* _Task inputs_
.....

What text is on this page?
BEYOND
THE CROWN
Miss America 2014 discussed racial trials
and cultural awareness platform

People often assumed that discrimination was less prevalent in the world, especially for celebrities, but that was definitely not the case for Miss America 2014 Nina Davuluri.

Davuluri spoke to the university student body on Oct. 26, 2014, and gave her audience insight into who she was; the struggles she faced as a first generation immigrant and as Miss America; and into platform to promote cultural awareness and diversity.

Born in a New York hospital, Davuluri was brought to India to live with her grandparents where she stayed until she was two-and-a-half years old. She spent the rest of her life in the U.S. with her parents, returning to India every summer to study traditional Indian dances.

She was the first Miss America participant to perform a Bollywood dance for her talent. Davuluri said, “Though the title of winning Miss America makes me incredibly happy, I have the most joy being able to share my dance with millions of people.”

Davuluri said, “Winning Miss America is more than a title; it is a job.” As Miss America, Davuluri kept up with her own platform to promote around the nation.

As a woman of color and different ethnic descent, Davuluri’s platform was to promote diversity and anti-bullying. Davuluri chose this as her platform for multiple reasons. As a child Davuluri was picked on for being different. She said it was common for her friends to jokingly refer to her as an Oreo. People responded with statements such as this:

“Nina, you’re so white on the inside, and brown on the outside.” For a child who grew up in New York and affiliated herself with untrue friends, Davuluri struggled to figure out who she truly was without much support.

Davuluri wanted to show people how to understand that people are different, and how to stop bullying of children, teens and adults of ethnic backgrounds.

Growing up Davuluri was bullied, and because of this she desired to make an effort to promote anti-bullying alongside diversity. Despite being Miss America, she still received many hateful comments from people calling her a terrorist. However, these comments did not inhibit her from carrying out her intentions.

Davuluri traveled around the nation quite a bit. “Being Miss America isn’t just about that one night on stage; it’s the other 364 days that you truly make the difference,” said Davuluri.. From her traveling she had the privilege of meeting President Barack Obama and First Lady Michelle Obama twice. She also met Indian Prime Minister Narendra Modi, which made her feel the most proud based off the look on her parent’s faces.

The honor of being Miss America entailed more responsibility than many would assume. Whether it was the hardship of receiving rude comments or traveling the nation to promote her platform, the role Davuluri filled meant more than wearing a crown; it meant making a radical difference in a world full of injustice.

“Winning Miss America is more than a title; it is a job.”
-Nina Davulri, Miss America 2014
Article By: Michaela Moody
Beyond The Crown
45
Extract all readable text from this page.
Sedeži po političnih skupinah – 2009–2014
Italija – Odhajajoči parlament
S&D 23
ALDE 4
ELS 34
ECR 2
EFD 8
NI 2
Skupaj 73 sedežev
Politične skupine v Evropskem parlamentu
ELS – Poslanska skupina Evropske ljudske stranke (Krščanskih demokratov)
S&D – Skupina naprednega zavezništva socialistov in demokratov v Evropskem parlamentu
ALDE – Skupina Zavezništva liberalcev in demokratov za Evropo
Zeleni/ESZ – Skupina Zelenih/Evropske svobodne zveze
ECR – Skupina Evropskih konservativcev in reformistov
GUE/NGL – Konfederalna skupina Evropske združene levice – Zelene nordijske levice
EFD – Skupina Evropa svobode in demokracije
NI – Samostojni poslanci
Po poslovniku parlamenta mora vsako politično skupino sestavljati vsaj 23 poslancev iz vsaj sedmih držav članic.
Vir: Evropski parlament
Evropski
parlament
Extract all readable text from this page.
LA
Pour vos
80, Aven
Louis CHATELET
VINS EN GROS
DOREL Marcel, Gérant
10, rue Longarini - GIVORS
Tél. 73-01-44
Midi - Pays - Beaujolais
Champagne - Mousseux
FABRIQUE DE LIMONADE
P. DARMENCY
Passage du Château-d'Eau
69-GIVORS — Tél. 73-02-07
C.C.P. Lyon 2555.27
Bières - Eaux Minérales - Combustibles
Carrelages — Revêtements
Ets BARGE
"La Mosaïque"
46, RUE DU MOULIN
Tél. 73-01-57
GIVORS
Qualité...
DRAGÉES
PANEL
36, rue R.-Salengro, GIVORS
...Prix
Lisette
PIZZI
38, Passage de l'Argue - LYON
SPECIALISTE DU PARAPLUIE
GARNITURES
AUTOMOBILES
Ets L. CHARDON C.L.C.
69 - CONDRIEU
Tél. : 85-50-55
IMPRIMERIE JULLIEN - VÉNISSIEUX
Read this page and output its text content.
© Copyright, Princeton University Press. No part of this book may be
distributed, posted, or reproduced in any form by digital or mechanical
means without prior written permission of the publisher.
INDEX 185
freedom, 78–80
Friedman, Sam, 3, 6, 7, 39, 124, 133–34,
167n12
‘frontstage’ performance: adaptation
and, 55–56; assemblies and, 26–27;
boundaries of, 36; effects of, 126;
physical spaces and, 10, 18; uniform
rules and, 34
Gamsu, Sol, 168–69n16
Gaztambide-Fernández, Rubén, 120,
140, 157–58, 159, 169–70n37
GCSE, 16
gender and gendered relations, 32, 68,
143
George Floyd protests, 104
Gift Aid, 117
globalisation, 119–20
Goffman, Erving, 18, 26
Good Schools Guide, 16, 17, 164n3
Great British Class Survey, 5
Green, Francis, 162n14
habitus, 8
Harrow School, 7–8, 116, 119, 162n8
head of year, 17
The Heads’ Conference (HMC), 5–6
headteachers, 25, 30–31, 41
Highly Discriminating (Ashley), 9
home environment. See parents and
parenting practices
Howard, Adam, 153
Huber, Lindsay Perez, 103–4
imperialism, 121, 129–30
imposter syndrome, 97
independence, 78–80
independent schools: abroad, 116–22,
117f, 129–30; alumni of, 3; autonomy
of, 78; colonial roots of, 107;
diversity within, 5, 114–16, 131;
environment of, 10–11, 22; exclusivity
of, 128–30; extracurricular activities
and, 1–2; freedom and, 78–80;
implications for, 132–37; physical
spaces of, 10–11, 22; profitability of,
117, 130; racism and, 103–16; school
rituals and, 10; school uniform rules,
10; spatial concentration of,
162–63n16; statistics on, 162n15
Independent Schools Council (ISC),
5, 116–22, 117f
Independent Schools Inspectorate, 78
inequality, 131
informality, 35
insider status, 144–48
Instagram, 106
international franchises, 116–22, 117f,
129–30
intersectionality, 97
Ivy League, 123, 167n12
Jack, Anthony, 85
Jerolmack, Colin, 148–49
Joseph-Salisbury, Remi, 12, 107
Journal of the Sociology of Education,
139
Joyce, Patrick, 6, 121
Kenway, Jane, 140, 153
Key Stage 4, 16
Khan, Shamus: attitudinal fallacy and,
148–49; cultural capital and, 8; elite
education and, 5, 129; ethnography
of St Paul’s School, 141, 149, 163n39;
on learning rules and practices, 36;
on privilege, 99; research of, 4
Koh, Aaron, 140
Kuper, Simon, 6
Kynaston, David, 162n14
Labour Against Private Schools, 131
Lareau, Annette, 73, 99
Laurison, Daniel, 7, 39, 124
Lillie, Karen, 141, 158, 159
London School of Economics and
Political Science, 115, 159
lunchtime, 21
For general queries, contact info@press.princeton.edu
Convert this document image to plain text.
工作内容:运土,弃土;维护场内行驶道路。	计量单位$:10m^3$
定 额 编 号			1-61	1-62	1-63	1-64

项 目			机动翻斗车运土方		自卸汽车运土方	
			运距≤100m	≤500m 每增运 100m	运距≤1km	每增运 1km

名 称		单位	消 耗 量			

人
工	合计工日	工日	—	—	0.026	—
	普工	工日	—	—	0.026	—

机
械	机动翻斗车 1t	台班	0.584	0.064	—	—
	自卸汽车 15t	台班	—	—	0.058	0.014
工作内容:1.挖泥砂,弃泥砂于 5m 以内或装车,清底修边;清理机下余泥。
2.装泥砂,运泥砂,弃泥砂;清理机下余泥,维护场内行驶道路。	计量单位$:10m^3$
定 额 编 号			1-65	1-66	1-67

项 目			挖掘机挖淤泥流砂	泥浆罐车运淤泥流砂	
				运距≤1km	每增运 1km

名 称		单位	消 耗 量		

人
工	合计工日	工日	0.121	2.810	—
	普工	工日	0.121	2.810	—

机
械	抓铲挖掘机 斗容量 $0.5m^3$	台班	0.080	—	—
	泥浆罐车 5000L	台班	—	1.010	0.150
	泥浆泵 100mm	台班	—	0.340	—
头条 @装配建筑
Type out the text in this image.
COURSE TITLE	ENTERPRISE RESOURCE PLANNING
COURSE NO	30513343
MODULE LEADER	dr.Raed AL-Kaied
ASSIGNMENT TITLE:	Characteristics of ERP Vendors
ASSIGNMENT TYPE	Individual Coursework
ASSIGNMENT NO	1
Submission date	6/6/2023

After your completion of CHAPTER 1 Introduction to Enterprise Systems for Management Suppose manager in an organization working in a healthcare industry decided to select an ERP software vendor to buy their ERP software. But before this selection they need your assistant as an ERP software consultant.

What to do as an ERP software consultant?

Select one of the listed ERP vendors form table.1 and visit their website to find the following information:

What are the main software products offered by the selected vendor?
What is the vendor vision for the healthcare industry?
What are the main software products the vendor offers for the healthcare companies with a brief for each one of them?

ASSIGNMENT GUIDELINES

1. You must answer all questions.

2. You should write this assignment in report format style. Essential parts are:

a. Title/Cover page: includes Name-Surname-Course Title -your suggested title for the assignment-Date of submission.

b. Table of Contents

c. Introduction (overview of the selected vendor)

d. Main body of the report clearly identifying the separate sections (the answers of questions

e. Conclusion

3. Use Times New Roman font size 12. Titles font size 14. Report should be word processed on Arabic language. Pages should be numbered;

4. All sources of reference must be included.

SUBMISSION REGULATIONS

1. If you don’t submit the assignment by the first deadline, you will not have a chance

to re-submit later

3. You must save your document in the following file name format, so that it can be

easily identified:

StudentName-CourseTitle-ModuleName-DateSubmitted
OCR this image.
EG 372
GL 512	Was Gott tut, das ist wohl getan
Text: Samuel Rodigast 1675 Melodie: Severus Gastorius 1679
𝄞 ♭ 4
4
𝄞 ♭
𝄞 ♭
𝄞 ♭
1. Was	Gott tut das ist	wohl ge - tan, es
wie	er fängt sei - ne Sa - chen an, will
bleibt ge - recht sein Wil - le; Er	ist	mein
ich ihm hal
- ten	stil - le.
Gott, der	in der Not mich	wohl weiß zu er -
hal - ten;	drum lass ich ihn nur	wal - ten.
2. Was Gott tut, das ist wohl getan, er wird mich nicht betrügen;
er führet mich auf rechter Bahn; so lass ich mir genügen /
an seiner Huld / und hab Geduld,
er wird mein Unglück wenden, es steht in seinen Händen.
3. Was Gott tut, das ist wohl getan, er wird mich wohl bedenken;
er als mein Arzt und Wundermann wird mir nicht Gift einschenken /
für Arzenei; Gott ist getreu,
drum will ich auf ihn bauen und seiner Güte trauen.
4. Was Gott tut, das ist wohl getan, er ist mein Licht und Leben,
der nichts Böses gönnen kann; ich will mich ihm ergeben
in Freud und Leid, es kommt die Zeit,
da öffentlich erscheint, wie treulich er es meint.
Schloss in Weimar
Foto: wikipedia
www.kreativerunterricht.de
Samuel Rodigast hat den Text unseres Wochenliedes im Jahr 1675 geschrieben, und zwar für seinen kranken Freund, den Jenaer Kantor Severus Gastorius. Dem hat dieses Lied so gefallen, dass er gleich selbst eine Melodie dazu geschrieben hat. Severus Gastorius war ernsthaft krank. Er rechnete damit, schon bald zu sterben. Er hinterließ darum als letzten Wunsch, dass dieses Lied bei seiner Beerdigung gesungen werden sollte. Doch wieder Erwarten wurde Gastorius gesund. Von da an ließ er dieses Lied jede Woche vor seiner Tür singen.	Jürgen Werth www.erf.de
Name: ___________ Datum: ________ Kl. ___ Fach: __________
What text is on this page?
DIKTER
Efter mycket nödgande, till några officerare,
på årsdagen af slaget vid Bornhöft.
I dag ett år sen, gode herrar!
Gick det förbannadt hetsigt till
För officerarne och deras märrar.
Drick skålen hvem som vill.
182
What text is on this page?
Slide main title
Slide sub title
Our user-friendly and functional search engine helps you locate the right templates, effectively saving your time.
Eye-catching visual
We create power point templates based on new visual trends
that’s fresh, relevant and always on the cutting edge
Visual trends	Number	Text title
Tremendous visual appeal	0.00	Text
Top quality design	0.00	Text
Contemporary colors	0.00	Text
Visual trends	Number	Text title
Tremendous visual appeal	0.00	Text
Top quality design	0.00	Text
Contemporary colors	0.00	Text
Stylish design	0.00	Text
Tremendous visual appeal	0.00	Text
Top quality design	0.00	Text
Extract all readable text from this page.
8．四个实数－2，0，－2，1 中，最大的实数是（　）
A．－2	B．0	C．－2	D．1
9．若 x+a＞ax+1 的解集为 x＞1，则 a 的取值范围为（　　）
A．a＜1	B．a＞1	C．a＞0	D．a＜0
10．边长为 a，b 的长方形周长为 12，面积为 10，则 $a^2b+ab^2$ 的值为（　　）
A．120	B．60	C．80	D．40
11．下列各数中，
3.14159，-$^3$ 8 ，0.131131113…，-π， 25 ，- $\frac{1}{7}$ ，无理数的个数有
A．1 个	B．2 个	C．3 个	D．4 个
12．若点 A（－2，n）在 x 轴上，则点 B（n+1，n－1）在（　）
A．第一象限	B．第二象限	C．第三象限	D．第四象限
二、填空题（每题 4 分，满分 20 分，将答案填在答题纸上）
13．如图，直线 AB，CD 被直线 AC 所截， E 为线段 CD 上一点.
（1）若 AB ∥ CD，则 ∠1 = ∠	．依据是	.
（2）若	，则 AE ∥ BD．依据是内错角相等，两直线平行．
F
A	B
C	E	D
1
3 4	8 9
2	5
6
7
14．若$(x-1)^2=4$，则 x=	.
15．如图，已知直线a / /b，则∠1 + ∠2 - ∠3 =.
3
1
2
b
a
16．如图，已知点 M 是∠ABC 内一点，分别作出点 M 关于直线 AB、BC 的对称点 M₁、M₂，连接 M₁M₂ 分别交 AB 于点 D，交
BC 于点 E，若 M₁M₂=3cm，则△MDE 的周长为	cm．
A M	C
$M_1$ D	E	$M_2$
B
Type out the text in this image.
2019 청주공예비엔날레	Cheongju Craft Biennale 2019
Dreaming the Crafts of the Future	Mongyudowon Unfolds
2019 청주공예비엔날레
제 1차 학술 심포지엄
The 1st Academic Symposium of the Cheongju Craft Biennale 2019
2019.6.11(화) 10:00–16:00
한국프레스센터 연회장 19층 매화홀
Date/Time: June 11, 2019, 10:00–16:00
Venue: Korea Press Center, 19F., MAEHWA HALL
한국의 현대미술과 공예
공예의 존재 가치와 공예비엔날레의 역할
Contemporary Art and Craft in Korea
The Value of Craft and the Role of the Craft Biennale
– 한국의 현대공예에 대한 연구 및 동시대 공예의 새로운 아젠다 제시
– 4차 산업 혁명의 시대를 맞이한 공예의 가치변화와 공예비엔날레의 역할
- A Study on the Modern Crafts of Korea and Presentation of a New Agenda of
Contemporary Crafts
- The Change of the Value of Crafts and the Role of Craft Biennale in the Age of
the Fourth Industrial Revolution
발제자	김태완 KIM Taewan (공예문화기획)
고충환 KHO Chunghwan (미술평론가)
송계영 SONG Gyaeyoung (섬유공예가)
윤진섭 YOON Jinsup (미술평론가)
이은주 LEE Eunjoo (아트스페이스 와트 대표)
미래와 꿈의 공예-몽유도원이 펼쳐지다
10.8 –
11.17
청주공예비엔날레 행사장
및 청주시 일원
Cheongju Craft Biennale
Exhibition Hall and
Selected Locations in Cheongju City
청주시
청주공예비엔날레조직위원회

.....

* _Written task_
Show each line in the entries that holds the string "rules".

* _Result below_
rules and, 34
rituals and, 10; school uniform rules,
on learning rules and practices, 36;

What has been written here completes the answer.